### Exercise instructions
Copy all lines that contain the word "très".
>> BEGIN Dataset records
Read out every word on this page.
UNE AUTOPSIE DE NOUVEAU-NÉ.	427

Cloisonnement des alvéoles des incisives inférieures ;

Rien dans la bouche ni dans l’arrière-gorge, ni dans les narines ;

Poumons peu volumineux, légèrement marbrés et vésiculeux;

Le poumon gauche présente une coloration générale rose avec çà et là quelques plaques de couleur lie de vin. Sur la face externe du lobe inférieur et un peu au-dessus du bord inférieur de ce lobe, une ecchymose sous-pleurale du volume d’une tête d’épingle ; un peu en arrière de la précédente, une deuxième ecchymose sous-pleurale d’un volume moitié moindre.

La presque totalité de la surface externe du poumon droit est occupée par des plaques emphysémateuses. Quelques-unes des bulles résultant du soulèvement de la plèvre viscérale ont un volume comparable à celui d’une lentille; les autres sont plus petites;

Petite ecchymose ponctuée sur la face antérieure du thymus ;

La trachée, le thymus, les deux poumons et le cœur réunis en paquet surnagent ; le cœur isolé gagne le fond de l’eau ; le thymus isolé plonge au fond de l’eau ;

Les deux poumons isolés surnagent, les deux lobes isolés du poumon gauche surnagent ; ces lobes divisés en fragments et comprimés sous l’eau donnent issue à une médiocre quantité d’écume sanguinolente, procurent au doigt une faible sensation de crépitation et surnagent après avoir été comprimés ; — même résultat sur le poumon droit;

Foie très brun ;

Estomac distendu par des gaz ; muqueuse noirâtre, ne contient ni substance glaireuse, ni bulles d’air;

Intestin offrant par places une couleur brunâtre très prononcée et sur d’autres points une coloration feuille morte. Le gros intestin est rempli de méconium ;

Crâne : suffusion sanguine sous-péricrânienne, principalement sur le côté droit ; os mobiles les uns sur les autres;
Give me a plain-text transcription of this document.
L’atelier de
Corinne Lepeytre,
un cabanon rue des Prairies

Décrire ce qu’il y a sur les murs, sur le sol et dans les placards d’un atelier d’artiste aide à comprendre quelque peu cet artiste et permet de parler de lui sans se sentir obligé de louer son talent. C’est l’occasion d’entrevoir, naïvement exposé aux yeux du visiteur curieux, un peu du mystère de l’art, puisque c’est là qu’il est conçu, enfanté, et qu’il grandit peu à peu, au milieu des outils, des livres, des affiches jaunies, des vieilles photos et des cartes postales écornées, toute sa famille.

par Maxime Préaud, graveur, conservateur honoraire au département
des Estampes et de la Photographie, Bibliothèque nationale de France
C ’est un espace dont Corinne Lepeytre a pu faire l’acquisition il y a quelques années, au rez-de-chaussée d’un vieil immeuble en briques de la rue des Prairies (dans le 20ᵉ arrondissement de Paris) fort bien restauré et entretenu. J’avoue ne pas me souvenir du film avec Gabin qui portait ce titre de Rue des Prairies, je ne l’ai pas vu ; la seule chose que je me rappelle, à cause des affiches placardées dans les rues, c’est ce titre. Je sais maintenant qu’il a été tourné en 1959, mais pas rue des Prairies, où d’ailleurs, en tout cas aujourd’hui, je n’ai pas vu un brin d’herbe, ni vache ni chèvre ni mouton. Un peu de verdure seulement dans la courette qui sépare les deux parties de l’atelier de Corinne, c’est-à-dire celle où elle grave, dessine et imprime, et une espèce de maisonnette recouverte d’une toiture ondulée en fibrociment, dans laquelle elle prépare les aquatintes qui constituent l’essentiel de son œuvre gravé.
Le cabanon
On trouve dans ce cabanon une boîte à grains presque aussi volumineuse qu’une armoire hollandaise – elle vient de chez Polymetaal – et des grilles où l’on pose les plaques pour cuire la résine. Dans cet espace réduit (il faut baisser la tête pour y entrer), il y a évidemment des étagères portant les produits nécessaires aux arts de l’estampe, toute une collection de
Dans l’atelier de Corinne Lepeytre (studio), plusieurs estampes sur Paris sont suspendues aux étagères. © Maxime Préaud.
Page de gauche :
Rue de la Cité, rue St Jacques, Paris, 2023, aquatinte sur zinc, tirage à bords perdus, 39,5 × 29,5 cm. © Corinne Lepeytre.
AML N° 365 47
>> END Dataset records
### Worked solution
Foie très brun ;
Intestin offrant par places une couleur brunâtre très prononcée et sur d’autres points une coloration feuille morte. Le gros intestin est rempli de méconium ;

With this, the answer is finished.